● Records shown:
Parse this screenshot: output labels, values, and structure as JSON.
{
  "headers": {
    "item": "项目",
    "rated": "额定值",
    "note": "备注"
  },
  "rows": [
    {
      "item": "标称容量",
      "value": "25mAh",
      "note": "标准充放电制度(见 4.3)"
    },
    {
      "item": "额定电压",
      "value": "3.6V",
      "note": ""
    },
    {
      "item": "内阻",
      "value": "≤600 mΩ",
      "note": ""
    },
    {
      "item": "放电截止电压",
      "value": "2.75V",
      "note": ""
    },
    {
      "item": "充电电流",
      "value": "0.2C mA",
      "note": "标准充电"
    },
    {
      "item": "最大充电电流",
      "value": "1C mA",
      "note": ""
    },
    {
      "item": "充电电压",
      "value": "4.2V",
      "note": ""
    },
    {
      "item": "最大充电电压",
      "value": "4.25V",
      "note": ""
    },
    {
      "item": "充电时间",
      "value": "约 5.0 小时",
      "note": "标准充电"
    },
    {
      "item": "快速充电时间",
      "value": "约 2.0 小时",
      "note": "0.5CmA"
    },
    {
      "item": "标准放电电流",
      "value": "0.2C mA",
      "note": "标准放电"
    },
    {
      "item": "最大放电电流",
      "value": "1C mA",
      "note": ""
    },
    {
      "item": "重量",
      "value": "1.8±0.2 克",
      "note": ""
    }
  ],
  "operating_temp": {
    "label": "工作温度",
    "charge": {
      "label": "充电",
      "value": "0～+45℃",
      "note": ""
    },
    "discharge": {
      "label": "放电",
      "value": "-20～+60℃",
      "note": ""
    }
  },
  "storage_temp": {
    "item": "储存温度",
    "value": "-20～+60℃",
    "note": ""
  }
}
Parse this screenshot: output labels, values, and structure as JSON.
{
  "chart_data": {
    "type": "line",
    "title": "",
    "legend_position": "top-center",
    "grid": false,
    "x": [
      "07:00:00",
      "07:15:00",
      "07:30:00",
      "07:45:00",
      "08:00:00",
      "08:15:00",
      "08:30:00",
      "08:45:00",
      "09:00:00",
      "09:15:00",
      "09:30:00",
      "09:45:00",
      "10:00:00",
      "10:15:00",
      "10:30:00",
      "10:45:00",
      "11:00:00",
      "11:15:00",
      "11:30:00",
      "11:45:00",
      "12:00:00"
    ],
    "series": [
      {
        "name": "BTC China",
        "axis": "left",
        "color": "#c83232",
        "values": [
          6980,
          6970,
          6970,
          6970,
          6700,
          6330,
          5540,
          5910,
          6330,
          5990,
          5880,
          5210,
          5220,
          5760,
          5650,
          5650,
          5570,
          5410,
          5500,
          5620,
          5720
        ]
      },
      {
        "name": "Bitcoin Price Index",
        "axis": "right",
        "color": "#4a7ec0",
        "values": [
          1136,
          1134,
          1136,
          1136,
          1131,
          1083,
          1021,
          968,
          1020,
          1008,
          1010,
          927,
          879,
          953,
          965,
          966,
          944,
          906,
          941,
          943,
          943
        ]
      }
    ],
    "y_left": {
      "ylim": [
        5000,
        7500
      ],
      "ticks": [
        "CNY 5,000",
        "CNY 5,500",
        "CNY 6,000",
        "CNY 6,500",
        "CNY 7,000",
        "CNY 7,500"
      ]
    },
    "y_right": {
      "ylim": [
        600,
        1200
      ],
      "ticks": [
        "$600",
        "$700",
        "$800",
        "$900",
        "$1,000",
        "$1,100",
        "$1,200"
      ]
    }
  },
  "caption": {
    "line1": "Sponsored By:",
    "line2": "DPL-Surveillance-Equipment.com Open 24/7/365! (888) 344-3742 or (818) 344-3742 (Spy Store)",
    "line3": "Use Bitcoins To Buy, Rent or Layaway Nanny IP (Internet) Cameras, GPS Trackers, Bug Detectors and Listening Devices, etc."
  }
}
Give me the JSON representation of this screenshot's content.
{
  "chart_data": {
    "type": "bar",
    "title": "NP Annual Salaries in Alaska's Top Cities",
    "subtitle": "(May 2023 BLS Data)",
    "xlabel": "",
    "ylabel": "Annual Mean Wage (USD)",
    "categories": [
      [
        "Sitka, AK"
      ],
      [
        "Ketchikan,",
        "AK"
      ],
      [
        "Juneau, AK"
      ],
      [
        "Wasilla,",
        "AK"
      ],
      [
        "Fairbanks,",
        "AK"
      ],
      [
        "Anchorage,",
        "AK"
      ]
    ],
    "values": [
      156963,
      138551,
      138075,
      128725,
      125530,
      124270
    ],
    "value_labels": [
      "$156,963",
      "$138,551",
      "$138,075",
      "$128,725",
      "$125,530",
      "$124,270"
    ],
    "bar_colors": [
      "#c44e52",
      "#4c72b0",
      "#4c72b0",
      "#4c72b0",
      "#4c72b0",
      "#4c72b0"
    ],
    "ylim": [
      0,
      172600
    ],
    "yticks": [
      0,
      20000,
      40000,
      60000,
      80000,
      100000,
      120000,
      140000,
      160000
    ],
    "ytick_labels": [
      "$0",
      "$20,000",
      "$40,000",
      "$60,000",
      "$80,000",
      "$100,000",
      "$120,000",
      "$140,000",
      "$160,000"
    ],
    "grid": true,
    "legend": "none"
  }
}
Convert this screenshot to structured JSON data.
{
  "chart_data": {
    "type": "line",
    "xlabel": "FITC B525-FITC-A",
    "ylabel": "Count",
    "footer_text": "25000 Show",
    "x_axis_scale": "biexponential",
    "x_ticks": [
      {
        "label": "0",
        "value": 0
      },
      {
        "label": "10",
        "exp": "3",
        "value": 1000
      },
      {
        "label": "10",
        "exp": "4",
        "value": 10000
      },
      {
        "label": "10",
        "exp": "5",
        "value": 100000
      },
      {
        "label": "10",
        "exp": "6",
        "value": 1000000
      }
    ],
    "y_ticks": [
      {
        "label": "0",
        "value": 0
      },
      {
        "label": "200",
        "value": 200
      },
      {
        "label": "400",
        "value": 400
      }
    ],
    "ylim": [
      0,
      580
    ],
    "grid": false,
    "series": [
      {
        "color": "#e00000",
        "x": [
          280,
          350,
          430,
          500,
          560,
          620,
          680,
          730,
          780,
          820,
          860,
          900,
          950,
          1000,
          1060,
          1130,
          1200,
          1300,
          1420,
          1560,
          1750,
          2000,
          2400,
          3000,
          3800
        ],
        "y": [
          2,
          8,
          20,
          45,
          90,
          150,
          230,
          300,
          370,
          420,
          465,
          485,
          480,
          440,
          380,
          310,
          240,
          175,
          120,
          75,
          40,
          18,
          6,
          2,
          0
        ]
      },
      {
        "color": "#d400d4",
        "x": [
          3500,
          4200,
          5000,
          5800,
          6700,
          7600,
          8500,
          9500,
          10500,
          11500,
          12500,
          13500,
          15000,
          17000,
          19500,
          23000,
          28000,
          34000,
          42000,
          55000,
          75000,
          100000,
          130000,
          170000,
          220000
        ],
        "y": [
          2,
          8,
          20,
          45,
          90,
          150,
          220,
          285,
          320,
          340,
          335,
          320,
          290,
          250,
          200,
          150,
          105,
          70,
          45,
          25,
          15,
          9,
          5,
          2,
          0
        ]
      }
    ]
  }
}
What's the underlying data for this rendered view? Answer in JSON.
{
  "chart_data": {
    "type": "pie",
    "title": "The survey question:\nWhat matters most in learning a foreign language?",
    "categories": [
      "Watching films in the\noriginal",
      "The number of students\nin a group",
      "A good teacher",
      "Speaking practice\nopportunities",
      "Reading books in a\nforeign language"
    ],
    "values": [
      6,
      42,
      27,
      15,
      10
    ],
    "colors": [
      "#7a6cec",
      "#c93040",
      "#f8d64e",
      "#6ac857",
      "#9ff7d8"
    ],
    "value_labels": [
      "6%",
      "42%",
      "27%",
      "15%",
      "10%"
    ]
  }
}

● Problem: Where a line in the material above holds "type", copy that line.

● Full answer:
    "type": "line",
    "type": "bar",
    "type": "line",
    "type": "pie",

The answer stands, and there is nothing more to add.